Data entries:
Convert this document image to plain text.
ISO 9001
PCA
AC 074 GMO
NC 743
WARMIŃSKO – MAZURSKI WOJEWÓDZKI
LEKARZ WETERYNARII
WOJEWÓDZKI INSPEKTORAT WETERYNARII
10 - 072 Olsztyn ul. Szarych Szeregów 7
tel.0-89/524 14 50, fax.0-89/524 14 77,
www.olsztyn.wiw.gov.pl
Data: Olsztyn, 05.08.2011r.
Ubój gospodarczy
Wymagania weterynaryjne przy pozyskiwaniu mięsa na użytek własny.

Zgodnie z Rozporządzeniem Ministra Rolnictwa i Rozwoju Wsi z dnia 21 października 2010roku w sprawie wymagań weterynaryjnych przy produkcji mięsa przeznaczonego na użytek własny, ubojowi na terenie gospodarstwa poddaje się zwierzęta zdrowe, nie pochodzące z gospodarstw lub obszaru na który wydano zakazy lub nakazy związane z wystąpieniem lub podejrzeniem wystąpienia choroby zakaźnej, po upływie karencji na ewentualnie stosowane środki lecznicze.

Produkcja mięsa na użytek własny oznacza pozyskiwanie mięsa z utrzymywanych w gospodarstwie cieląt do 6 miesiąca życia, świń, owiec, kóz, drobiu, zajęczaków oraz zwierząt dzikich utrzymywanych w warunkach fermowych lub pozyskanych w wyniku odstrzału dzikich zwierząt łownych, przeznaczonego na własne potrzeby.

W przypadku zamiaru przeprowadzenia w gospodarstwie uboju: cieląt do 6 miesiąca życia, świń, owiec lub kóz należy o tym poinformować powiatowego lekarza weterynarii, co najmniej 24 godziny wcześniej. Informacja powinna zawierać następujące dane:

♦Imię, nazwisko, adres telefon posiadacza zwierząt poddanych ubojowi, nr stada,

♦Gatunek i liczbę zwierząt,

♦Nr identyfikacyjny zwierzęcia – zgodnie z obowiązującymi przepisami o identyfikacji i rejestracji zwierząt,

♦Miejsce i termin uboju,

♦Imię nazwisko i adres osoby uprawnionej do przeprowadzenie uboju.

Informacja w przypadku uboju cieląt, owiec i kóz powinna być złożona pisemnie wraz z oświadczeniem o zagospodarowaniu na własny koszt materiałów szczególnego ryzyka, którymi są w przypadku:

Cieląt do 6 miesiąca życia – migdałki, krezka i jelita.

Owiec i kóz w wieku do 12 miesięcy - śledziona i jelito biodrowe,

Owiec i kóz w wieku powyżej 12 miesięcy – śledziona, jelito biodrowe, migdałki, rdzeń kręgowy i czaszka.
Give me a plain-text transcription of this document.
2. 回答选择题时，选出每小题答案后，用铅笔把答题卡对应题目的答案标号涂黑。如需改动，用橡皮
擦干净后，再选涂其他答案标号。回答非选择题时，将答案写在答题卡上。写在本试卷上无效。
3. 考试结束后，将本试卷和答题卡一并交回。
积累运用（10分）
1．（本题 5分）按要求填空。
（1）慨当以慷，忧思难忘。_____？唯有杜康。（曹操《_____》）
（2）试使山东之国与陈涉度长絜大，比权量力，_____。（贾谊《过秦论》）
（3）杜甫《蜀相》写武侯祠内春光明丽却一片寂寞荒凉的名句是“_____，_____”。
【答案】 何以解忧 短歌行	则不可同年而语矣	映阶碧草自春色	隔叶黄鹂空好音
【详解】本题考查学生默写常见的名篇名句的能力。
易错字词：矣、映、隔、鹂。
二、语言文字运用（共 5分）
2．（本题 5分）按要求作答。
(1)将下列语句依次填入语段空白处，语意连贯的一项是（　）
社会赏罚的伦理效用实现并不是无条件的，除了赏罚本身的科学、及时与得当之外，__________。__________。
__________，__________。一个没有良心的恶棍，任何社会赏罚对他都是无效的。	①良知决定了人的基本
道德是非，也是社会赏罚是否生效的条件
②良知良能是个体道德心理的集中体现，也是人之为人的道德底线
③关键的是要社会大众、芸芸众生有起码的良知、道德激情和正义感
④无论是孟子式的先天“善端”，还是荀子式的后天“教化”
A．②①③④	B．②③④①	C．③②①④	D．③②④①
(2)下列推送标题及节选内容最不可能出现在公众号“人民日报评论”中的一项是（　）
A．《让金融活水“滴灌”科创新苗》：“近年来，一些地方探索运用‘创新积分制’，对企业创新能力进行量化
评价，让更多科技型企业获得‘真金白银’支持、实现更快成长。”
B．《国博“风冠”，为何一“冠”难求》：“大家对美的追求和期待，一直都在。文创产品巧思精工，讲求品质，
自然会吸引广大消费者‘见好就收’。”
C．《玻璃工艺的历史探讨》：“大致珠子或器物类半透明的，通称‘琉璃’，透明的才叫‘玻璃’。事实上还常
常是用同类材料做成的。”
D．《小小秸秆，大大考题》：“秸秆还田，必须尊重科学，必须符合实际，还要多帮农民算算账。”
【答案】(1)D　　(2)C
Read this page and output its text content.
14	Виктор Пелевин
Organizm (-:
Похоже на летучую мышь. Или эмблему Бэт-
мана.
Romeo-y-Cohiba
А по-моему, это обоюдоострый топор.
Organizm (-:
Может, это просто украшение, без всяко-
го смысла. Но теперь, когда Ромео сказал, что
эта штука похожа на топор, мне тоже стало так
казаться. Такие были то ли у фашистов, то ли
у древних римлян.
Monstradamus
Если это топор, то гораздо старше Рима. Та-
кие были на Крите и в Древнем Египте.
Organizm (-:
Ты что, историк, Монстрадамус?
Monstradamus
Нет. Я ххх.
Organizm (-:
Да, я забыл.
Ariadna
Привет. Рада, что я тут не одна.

### [TASK INSTRUCTIONS]
Copy, character for character, the lines from the line that holds "Read this page and output its text content." through the final line of the records above.

### [SOLUTION FOR THIS TASK]
Read this page and output its text content.
14	Виктор Пелевин
Organizm (-:
Похоже на летучую мышь. Или эмблему Бэт-
мана.
Romeo-y-Cohiba
А по-моему, это обоюдоострый топор.
Organizm (-:
Может, это просто украшение, без всяко-
го смысла. Но теперь, когда Ромео сказал, что
эта штука похожа на топор, мне тоже стало так
казаться. Такие были то ли у фашистов, то ли
у древних римлян.
Monstradamus
Если это топор, то гораздо старше Рима. Та-
кие были на Крите и в Древнем Египте.
Organizm (-:
Ты что, историк, Монстрадамус?
Monstradamus
Нет. Я ххх.
Organizm (-:
Да, я забыл.
Ariadna
Привет. Рада, что я тут не одна.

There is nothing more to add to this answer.